▶ [WHAT THE EXERCISE ASKS]
Copy out every line of the item below with no changes.

▶ [LISTED RECORDS]
□ □ □ □ □ □ □
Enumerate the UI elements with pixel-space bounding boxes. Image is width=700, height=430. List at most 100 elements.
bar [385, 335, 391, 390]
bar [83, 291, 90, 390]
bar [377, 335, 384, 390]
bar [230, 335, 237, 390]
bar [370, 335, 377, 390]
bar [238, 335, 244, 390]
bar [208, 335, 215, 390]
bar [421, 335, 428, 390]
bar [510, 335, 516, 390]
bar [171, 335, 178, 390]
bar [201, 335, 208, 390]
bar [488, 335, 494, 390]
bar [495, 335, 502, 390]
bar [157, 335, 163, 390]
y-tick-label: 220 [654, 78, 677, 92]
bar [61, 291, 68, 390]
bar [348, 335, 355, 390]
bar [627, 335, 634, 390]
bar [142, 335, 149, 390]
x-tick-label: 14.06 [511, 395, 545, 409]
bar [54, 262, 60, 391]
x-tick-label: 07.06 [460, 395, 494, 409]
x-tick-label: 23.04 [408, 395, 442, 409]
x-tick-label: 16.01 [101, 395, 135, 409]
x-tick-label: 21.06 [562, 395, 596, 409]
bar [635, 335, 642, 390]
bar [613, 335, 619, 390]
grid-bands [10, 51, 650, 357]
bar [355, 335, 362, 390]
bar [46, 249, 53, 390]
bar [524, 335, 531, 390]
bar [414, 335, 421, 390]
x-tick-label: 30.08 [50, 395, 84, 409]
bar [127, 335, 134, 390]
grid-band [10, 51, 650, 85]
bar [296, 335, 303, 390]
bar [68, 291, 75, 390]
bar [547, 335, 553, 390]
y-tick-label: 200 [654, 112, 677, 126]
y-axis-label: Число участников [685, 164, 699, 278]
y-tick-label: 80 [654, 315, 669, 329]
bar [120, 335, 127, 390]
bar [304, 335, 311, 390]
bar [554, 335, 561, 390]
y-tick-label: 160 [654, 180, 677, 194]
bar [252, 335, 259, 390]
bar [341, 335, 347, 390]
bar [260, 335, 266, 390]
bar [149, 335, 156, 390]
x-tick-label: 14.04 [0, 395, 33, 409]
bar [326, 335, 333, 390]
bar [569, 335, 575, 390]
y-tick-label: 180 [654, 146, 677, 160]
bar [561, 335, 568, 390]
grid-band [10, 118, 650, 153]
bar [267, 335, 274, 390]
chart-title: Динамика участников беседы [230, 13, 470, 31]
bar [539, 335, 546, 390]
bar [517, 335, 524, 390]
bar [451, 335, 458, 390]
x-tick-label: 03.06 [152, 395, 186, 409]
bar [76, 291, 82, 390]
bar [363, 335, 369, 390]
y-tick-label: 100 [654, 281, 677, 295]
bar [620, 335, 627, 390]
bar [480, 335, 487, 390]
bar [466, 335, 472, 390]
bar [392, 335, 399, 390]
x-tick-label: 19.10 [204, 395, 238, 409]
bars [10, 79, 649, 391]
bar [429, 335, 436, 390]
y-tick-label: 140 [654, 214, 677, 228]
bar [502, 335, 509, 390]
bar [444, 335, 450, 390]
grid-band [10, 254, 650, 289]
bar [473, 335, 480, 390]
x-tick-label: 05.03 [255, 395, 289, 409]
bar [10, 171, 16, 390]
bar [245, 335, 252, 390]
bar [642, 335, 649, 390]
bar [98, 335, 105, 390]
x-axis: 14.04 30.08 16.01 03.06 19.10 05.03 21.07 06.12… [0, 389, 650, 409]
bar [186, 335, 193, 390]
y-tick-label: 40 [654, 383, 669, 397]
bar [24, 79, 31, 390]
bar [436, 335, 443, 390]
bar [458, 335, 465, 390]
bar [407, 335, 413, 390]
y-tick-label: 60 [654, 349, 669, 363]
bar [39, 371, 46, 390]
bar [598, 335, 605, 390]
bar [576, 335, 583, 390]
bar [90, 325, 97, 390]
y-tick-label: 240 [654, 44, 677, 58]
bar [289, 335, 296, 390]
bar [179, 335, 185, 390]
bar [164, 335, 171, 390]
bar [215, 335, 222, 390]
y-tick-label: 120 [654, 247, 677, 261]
□ □ □ □ □ □ □
▶ [SOLUTION TO THIS PROBLEM]
Enumerate the UI elements with pixel-space bounding boxes. Image is width=700, height=430. List at most 100 elements.
bar [385, 335, 391, 390]
bar [83, 291, 90, 390]
bar [377, 335, 384, 390]
bar [230, 335, 237, 390]
bar [370, 335, 377, 390]
bar [238, 335, 244, 390]
bar [208, 335, 215, 390]
bar [421, 335, 428, 390]
bar [510, 335, 516, 390]
bar [171, 335, 178, 390]
bar [201, 335, 208, 390]
bar [488, 335, 494, 390]
bar [495, 335, 502, 390]
bar [157, 335, 163, 390]
y-tick-label: 220 [654, 78, 677, 92]
bar [61, 291, 68, 390]
bar [348, 335, 355, 390]
bar [627, 335, 634, 390]
bar [142, 335, 149, 390]
x-tick-label: 14.06 [511, 395, 545, 409]
bar [54, 262, 60, 391]
x-tick-label: 07.06 [460, 395, 494, 409]
x-tick-label: 23.04 [408, 395, 442, 409]
x-tick-label: 16.01 [101, 395, 135, 409]
x-tick-label: 21.06 [562, 395, 596, 409]
bar [635, 335, 642, 390]
bar [613, 335, 619, 390]
grid-bands [10, 51, 650, 357]
bar [355, 335, 362, 390]
bar [46, 249, 53, 390]
bar [524, 335, 531, 390]
bar [414, 335, 421, 390]
x-tick-label: 30.08 [50, 395, 84, 409]
bar [127, 335, 134, 390]
grid-band [10, 51, 650, 85]
bar [296, 335, 303, 390]
bar [68, 291, 75, 390]
bar [547, 335, 553, 390]
y-tick-label: 200 [654, 112, 677, 126]
y-axis-label: Число участников [685, 164, 699, 278]
y-tick-label: 80 [654, 315, 669, 329]
bar [120, 335, 127, 390]
bar [304, 335, 311, 390]
bar [554, 335, 561, 390]
y-tick-label: 160 [654, 180, 677, 194]
bar [252, 335, 259, 390]
bar [341, 335, 347, 390]
bar [260, 335, 266, 390]
bar [149, 335, 156, 390]
x-tick-label: 14.04 [0, 395, 33, 409]
bar [326, 335, 333, 390]
bar [569, 335, 575, 390]
y-tick-label: 180 [654, 146, 677, 160]
bar [561, 335, 568, 390]
grid-band [10, 118, 650, 153]
bar [267, 335, 274, 390]
chart-title: Динамика участников беседы [230, 13, 470, 31]
bar [539, 335, 546, 390]
bar [517, 335, 524, 390]
bar [451, 335, 458, 390]
x-tick-label: 03.06 [152, 395, 186, 409]
bar [76, 291, 82, 390]
bar [363, 335, 369, 390]
y-tick-label: 100 [654, 281, 677, 295]
bar [620, 335, 627, 390]
bar [480, 335, 487, 390]
bar [466, 335, 472, 390]
bar [392, 335, 399, 390]
x-tick-label: 19.10 [204, 395, 238, 409]
bars [10, 79, 649, 391]
bar [429, 335, 436, 390]
y-tick-label: 140 [654, 214, 677, 228]
bar [502, 335, 509, 390]
bar [444, 335, 450, 390]
grid-band [10, 254, 650, 289]
bar [473, 335, 480, 390]
x-tick-label: 05.03 [255, 395, 289, 409]
bar [10, 171, 16, 390]
bar [245, 335, 252, 390]
bar [642, 335, 649, 390]
bar [98, 335, 105, 390]
x-axis: 14.04 30.08 16.01 03.06 19.10 05.03 21.07 06.12… [0, 389, 650, 409]
bar [186, 335, 193, 390]
y-tick-label: 40 [654, 383, 669, 397]
bar [24, 79, 31, 390]
bar [436, 335, 443, 390]
bar [458, 335, 465, 390]
bar [407, 335, 413, 390]
y-tick-label: 60 [654, 349, 669, 363]
bar [39, 371, 46, 390]
bar [598, 335, 605, 390]
bar [576, 335, 583, 390]
bar [90, 325, 97, 390]
y-tick-label: 240 [654, 44, 677, 58]
bar [289, 335, 296, 390]
bar [179, 335, 185, 390]
bar [164, 335, 171, 390]
bar [215, 335, 222, 390]
y-tick-label: 120 [654, 247, 677, 261]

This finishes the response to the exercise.